● **Given task**
Report how many lines contain "соответствующих". Give the number and nothing else.

● **Records from a data source**

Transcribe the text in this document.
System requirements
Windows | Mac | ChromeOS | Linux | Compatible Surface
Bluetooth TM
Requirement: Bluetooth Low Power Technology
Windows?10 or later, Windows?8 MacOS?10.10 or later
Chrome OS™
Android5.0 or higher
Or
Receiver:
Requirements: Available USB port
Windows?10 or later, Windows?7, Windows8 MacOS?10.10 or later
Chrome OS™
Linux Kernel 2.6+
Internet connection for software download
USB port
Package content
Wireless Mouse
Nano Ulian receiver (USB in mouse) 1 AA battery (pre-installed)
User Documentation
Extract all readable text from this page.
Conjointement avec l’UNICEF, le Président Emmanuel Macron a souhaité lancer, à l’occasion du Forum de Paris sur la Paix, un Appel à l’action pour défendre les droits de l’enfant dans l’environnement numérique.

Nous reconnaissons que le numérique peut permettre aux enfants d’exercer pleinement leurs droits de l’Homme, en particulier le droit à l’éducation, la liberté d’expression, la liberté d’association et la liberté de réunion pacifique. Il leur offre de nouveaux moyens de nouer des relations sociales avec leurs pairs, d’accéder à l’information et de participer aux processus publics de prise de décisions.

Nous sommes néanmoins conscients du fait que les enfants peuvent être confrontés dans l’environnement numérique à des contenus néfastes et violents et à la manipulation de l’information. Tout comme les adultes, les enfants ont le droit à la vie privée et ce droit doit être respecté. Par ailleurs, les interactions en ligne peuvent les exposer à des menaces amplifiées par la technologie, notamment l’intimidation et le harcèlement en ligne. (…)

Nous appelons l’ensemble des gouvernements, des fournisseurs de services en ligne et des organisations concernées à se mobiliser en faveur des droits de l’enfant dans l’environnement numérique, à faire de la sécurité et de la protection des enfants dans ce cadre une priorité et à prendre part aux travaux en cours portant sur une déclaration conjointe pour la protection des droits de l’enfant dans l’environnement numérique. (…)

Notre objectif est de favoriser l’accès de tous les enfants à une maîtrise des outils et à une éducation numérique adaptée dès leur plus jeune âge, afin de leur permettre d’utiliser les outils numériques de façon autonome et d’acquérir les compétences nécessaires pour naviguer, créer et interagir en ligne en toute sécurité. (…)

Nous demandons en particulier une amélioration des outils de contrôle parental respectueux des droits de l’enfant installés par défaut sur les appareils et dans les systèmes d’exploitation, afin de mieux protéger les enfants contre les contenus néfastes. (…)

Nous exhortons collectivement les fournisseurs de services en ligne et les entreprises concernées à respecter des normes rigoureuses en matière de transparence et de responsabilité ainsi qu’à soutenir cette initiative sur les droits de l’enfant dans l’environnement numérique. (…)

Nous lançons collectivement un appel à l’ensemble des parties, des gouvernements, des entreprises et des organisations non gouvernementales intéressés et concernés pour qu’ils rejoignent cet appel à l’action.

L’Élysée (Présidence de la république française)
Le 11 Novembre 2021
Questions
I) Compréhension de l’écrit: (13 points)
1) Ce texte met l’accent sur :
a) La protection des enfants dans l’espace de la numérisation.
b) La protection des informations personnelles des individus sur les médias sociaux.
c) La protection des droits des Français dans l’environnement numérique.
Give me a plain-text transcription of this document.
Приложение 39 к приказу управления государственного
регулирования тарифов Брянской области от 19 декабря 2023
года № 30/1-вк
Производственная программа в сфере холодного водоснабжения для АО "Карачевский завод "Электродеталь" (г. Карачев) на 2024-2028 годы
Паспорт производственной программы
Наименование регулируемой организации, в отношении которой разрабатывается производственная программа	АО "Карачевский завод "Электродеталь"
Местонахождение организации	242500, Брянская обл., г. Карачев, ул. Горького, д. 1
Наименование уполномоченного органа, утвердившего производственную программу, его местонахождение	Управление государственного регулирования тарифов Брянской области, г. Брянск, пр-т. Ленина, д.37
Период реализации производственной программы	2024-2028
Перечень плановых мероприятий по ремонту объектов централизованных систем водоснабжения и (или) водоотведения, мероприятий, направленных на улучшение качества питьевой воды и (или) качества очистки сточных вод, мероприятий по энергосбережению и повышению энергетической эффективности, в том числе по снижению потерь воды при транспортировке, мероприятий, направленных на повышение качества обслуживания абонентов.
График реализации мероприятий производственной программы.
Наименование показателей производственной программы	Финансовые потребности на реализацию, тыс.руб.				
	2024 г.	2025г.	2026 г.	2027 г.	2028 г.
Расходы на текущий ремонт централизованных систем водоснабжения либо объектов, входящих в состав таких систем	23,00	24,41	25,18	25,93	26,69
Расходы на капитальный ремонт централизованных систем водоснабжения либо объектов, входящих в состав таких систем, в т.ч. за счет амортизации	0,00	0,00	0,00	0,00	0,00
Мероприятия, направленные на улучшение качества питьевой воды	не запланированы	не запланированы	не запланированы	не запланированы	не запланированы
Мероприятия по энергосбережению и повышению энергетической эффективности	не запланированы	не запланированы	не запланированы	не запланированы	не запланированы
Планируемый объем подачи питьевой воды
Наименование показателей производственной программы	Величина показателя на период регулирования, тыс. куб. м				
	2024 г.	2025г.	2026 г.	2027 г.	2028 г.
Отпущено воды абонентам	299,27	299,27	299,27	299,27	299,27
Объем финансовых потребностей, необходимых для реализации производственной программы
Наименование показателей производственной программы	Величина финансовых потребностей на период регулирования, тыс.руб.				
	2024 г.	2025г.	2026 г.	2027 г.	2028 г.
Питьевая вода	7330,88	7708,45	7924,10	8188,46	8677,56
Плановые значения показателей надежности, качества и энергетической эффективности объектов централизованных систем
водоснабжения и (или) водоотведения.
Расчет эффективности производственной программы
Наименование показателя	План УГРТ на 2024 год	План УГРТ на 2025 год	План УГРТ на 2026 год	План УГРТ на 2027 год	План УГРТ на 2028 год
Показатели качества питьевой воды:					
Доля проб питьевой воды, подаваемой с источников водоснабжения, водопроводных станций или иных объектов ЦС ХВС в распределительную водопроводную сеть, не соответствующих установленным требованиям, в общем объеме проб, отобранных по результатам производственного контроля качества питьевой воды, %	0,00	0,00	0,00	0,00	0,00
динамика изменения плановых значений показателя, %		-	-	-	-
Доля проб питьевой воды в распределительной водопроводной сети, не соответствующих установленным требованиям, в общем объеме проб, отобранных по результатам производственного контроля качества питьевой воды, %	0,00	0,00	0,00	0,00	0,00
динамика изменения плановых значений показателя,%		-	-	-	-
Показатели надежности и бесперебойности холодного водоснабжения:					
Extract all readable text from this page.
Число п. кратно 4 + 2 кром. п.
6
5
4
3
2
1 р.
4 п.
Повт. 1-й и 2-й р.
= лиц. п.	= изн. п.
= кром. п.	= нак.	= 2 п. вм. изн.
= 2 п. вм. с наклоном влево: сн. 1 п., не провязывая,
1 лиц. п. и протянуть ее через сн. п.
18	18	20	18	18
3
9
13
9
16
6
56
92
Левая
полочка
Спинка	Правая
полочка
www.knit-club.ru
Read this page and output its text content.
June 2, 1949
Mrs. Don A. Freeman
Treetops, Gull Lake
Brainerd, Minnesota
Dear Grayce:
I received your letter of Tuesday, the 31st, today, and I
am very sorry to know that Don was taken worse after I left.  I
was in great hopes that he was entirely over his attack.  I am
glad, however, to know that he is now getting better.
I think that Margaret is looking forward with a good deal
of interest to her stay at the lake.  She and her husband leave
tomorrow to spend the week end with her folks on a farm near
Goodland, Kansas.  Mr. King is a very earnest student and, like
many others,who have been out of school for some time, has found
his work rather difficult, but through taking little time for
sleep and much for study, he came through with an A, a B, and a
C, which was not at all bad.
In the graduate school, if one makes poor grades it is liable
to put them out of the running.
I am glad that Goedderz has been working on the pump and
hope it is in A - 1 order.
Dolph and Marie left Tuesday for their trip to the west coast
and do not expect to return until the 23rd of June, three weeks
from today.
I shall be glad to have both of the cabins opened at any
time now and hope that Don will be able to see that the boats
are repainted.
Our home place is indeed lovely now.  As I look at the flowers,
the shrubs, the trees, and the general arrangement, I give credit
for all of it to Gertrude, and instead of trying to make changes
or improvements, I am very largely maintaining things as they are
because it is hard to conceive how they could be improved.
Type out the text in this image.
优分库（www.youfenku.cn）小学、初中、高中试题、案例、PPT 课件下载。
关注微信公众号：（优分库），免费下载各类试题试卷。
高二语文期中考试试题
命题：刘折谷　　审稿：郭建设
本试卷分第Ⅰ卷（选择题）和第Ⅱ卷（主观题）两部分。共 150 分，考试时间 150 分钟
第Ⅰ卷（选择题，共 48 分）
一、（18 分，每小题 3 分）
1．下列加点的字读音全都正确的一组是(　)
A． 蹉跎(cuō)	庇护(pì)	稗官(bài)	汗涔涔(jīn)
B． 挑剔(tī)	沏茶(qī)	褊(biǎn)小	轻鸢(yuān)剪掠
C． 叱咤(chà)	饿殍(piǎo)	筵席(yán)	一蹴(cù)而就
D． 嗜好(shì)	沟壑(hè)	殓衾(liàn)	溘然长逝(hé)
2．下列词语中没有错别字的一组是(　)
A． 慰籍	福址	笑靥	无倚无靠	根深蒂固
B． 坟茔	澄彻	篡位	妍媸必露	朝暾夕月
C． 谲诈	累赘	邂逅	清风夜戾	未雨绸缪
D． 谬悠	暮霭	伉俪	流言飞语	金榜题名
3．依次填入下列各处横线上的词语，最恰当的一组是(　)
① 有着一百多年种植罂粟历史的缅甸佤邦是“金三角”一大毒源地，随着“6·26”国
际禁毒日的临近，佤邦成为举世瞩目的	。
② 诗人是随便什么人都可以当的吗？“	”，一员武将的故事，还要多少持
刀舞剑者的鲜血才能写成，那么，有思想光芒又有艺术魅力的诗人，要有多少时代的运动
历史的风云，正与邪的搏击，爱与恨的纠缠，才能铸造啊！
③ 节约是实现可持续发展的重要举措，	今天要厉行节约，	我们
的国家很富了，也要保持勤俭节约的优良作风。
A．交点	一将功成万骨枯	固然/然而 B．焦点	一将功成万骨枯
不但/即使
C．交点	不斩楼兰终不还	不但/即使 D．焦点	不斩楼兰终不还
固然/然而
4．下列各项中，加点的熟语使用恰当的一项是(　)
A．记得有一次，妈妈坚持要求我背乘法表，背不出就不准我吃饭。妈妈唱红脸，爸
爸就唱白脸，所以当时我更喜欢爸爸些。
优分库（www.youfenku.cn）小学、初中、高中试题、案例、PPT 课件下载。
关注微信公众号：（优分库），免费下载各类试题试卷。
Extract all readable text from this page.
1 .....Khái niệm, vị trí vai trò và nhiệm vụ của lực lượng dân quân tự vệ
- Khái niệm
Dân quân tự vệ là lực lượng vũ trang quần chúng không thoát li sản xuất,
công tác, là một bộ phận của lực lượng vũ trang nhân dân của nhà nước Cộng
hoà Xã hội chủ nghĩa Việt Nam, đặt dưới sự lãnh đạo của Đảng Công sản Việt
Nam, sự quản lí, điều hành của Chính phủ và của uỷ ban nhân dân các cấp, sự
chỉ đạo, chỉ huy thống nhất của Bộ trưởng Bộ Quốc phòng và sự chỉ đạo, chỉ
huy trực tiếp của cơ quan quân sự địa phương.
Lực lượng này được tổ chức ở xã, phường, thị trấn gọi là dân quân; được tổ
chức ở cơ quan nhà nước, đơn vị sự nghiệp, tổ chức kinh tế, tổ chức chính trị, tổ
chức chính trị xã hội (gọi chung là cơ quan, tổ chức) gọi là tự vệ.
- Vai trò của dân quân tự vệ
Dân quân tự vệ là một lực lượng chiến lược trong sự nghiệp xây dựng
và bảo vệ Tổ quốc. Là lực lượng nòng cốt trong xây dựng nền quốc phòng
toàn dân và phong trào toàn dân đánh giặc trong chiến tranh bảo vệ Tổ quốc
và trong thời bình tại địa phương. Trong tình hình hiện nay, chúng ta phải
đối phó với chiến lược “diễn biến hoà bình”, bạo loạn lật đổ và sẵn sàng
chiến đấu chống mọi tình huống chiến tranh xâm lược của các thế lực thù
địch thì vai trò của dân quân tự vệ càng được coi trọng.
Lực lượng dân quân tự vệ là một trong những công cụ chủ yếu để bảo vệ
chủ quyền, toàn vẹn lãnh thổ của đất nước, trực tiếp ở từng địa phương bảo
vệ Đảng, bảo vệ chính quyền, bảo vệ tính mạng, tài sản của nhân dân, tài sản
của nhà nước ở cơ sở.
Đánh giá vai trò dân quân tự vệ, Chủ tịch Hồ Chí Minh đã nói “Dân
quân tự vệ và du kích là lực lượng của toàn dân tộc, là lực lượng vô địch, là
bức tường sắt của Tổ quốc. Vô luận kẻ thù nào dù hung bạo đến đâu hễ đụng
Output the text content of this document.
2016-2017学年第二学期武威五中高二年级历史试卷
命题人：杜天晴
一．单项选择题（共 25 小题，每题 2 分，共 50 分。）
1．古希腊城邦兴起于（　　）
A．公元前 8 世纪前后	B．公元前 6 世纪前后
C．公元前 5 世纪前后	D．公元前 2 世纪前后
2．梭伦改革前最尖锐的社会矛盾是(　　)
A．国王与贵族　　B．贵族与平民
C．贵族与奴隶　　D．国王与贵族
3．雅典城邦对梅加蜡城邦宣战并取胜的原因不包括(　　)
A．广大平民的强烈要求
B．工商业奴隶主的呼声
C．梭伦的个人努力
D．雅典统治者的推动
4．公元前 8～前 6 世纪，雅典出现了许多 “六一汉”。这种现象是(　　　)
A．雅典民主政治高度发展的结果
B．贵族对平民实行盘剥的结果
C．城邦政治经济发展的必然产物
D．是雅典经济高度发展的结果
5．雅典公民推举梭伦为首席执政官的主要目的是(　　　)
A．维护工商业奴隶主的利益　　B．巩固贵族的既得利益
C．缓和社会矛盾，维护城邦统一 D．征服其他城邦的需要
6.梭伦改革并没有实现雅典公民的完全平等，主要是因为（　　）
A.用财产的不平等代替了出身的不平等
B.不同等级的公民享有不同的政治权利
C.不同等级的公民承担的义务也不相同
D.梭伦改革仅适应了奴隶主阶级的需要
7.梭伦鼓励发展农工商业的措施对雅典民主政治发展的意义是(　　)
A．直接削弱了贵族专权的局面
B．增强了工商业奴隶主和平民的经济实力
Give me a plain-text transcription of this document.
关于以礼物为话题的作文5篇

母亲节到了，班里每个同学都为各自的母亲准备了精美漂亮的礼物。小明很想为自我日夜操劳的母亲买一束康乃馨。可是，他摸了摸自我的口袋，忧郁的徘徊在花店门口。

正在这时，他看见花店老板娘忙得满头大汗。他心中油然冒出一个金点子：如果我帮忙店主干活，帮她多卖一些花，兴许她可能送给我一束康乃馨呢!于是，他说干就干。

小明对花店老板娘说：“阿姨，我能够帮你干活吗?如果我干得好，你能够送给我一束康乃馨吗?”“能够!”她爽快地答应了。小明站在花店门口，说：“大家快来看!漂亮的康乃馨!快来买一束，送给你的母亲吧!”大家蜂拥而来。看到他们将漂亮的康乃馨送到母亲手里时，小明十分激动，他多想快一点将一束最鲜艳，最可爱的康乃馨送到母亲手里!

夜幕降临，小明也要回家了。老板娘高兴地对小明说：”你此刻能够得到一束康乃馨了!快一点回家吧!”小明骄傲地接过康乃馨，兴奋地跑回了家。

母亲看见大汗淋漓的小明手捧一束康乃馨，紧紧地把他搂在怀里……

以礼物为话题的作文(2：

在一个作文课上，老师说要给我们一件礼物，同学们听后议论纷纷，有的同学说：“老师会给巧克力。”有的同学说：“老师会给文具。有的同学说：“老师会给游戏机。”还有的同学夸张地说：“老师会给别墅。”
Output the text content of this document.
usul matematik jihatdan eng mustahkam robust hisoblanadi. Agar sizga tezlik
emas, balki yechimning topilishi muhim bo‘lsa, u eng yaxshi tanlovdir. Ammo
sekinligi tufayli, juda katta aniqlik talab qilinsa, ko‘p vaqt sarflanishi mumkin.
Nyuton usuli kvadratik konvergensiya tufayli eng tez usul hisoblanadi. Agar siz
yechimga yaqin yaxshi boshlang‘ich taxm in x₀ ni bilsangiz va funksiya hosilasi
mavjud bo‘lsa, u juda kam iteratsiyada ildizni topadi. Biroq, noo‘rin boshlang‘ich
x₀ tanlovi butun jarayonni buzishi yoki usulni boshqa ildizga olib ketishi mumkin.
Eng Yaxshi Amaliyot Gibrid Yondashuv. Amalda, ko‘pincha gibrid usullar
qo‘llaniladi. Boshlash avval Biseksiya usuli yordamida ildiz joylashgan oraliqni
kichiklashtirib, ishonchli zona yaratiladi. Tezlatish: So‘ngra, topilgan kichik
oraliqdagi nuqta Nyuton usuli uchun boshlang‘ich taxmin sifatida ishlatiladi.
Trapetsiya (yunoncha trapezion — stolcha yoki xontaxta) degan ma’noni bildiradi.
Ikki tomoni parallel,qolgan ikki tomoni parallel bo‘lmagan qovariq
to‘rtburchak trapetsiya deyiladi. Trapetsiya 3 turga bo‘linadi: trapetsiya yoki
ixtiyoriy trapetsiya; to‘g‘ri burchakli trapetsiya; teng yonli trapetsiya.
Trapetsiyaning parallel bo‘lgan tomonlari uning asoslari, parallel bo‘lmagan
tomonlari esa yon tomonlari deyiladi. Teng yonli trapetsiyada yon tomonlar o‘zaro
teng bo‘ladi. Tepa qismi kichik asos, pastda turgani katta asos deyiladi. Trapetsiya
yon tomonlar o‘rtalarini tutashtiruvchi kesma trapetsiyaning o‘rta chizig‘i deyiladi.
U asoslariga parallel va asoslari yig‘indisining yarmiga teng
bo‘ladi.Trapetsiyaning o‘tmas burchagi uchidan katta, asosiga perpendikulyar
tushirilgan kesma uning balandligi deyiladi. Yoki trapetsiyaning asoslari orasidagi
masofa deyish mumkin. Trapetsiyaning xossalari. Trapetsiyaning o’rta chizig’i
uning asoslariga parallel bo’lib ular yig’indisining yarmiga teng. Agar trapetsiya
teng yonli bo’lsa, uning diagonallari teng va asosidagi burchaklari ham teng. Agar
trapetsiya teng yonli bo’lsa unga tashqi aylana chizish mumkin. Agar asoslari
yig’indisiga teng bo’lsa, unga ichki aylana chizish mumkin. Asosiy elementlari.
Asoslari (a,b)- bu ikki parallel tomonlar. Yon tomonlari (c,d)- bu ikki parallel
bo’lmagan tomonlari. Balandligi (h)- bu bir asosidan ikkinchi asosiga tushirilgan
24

● **Output of the task**
2